(Dataset entries)
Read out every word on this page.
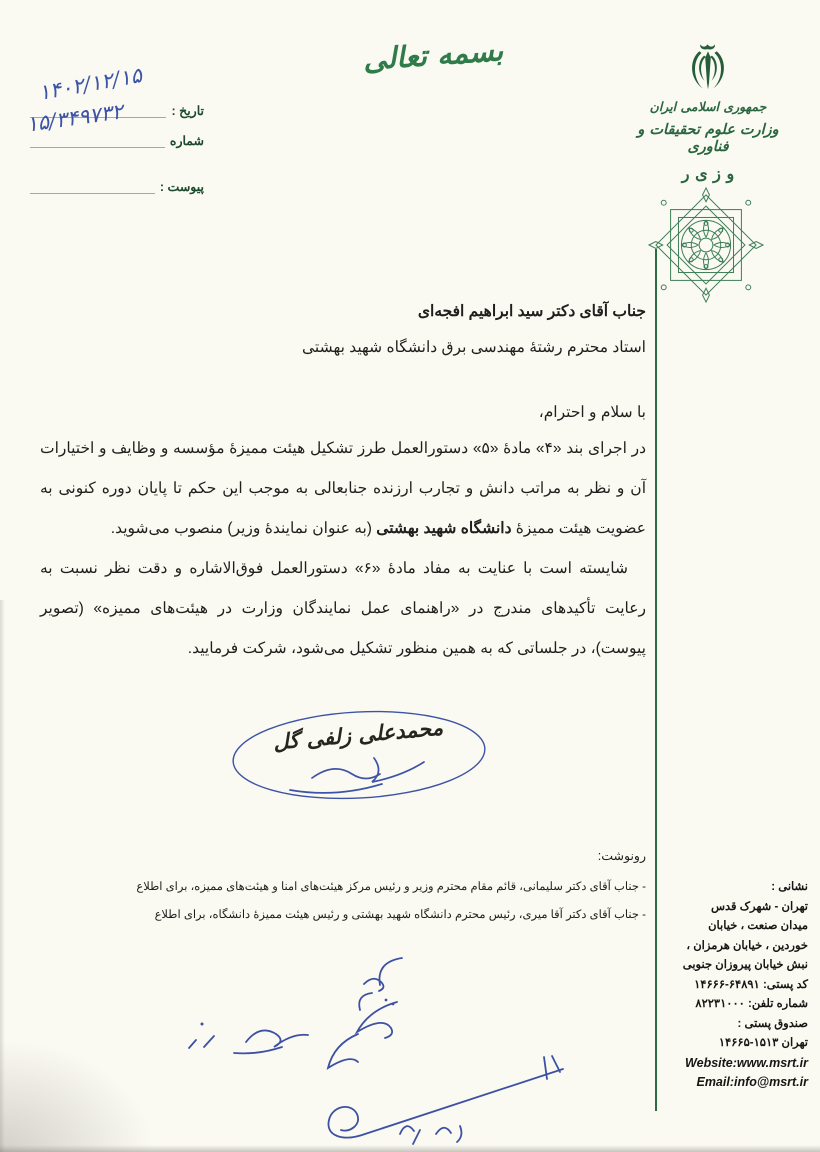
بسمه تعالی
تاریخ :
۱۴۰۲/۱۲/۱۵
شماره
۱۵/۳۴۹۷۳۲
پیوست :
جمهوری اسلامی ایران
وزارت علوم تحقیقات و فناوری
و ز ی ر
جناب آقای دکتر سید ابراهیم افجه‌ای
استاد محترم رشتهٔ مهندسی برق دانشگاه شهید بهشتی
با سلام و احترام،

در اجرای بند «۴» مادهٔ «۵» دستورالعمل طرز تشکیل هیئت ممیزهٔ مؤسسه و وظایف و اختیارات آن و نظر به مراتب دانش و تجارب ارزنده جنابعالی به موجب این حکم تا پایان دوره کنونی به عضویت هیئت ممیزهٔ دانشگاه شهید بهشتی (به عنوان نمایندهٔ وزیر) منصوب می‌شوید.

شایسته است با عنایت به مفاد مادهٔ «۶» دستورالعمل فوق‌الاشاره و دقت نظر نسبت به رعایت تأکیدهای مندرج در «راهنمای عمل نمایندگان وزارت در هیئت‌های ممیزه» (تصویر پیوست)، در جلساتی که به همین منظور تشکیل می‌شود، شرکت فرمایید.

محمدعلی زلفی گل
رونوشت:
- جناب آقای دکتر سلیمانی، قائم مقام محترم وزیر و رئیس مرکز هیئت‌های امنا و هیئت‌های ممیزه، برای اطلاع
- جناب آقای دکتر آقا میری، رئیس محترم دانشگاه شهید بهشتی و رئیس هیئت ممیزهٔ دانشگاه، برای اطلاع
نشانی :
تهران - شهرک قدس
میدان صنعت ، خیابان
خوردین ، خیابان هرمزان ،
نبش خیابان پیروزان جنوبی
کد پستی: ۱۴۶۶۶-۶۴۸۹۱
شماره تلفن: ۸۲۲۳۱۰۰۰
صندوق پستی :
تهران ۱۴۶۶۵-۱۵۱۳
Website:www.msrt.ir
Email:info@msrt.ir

### THE PROBLEM
Copy each line that holds the word "وزیر".

### REPLY TO THE TASK
در اجرای بند «۴» مادهٔ «۵» دستورالعمل طرز تشکیل هیئت ممیزهٔ مؤسسه و وظایف و اختیارات آن و نظر به مراتب دانش و تجارب ارزنده جنابعالی به موجب این حکم تا پایان دوره کنونی به عضویت هیئت ممیزهٔ دانشگاه شهید بهشتی (به عنوان نمایندهٔ وزیر) منصوب می‌شوید.
- جناب آقای دکتر سلیمانی، قائم مقام محترم وزیر و رئیس مرکز هیئت‌های امنا و هیئت‌های ممیزه، برای اطلاع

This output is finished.